WHAT YOU WILL DO
How many lines hold the string "description"? Reply with the number alone.

───── ENTRIES

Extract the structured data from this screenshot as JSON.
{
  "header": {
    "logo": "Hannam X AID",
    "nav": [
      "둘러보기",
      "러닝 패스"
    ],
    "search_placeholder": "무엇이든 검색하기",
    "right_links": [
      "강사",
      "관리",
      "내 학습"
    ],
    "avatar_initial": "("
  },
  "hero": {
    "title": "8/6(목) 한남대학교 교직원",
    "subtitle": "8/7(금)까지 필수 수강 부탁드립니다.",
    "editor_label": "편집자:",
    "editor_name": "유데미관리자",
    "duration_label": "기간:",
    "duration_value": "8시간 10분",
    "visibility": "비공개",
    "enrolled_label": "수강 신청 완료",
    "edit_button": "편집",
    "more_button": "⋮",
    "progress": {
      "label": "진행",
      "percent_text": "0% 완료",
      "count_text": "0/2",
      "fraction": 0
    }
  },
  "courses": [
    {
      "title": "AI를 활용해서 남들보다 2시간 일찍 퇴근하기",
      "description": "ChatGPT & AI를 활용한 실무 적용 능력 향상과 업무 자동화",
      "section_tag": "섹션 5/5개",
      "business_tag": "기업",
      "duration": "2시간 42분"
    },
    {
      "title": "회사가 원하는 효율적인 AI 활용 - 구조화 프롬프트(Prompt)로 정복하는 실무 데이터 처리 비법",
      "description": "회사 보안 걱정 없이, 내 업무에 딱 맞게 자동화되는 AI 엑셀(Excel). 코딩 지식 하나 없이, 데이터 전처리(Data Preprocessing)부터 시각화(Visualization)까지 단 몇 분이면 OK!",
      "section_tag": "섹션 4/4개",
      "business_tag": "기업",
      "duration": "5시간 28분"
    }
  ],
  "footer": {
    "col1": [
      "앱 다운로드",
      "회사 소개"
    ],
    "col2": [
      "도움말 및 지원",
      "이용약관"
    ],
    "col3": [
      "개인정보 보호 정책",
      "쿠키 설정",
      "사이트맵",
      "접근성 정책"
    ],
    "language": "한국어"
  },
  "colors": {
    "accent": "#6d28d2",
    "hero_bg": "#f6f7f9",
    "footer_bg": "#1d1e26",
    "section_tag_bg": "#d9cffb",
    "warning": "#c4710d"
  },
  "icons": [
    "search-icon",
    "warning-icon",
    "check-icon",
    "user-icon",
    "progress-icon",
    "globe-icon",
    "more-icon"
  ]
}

──────────

RESULT OF THE EXERCISE
2